AIM:
Copy out each line in the material below that has the word "JSON".

Figure dataset records:
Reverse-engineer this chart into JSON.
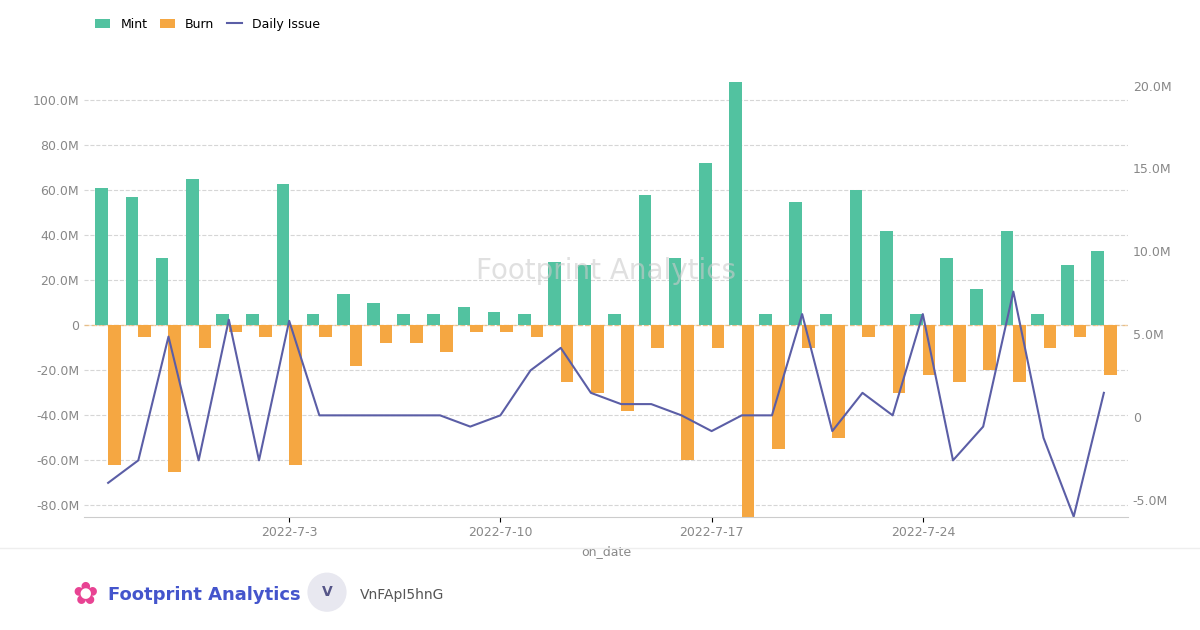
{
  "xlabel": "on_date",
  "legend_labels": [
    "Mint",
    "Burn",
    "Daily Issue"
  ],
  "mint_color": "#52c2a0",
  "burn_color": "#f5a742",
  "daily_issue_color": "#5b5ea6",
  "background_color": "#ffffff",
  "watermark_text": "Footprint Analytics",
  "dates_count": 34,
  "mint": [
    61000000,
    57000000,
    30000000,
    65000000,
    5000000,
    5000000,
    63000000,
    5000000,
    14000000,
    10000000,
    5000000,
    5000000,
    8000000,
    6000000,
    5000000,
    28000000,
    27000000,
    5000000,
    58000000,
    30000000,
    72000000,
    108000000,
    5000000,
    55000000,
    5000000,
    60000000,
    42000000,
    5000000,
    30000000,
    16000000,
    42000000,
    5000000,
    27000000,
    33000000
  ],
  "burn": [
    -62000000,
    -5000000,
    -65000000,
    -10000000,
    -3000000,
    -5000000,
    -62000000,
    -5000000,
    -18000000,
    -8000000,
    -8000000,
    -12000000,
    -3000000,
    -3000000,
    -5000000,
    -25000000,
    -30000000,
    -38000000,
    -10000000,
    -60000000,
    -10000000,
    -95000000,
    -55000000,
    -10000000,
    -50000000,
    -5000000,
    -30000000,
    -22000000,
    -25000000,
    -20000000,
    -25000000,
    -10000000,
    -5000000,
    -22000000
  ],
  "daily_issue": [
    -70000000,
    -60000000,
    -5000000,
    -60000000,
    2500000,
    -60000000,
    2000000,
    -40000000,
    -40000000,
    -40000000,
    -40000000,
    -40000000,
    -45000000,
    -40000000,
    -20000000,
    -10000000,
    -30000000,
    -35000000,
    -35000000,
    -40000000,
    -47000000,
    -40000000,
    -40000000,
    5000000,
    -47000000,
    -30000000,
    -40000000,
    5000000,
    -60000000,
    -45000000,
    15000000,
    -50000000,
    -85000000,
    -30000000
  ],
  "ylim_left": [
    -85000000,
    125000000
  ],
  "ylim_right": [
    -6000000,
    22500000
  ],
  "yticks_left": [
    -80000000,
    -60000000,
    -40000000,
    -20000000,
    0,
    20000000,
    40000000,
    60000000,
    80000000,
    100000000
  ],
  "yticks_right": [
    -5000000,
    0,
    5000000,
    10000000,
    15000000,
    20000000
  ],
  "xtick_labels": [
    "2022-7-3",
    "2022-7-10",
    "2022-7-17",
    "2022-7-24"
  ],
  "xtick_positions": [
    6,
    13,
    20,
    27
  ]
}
...
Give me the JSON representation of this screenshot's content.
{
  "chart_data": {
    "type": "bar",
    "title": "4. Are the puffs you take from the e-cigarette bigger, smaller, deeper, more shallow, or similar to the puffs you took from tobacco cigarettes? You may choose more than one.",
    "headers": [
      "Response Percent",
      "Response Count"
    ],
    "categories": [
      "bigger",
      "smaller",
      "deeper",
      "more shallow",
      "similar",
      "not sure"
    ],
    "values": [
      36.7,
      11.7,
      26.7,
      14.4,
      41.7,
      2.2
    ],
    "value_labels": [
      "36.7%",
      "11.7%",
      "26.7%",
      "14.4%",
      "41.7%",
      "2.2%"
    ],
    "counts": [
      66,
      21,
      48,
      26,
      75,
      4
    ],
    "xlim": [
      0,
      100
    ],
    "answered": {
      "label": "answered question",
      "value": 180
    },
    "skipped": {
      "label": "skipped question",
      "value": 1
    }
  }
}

EXERCISE SOLUTION:
Reverse-engineer this chart into JSON.
Give me the JSON representation of this screenshot's content.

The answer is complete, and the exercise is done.